▸ **Prompt**
Write down each entry again, exactly as it reads.
• • •
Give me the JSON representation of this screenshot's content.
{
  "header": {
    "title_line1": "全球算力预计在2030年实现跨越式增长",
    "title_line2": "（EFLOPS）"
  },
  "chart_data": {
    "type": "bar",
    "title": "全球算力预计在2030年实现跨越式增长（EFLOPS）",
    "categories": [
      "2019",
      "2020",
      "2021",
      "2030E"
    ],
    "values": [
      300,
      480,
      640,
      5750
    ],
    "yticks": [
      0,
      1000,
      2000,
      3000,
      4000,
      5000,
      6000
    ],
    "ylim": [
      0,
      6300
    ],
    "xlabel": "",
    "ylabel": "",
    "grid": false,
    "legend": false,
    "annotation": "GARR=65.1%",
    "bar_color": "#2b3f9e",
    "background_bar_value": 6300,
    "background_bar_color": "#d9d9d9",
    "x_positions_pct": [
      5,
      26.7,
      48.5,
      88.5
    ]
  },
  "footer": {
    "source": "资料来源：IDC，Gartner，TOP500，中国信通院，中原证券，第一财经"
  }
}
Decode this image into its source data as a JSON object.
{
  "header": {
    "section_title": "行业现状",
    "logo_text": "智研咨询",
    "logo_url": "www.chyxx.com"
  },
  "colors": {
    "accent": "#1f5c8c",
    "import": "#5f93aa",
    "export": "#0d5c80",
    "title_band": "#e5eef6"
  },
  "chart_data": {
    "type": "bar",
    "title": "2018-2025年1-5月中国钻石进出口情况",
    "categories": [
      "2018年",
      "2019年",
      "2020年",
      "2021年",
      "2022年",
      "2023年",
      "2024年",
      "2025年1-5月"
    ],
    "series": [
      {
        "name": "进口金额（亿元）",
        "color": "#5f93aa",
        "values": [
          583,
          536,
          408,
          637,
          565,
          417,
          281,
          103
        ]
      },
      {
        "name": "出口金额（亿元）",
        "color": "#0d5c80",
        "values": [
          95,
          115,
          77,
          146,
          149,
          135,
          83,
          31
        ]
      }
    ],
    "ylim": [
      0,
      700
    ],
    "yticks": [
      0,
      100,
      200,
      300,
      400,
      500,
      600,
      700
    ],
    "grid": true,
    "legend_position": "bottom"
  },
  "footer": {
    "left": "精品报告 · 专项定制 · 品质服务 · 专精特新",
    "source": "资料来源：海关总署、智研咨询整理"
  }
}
• • •
▸ **Exercise response**
Give me the JSON representation of this screenshot's content.
{
  "header": {
    "title_line1": "全球算力预计在2030年实现跨越式增长",
    "title_line2": "（EFLOPS）"
  },
  "chart_data": {
    "type": "bar",
    "title": "全球算力预计在2030年实现跨越式增长（EFLOPS）",
    "categories": [
      "2019",
      "2020",
      "2021",
      "2030E"
    ],
    "values": [
      300,
      480,
      640,
      5750
    ],
    "yticks": [
      0,
      1000,
      2000,
      3000,
      4000,
      5000,
      6000
    ],
    "ylim": [
      0,
      6300
    ],
    "xlabel": "",
    "ylabel": "",
    "grid": false,
    "legend": false,
    "annotation": "GARR=65.1%",
    "bar_color": "#2b3f9e",
    "background_bar_value": 6300,
    "background_bar_color": "#d9d9d9",
    "x_positions_pct": [
      5,
      26.7,
      48.5,
      88.5
    ]
  },
  "footer": {
    "source": "资料来源：IDC，Gartner，TOP500，中国信通院，中原证券，第一财经"
  }
}
Decode this image into its source data as a JSON object.
{
  "header": {
    "section_title": "行业现状",
    "logo_text": "智研咨询",
    "logo_url": "www.chyxx.com"
  },
  "colors": {
    "accent": "#1f5c8c",
    "import": "#5f93aa",
    "export": "#0d5c80",
    "title_band": "#e5eef6"
  },
  "chart_data": {
    "type": "bar",
    "title": "2018-2025年1-5月中国钻石进出口情况",
    "categories": [
      "2018年",
      "2019年",
      "2020年",
      "2021年",
      "2022年",
      "2023年",
      "2024年",
      "2025年1-5月"
    ],
    "series": [
      {
        "name": "进口金额（亿元）",
        "color": "#5f93aa",
        "values": [
          583,
          536,
          408,
          637,
          565,
          417,
          281,
          103
        ]
      },
      {
        "name": "出口金额（亿元）",
        "color": "#0d5c80",
        "values": [
          95,
          115,
          77,
          146,
          149,
          135,
          83,
          31
        ]
      }
    ],
    "ylim": [
      0,
      700
    ],
    "yticks": [
      0,
      100,
      200,
      300,
      400,
      500,
      600,
      700
    ],
    "grid": true,
    "legend_position": "bottom"
  },
  "footer": {
    "left": "精品报告 · 专项定制 · 品质服务 · 专精特新",
    "source": "资料来源：海关总署、智研咨询整理"
  }
}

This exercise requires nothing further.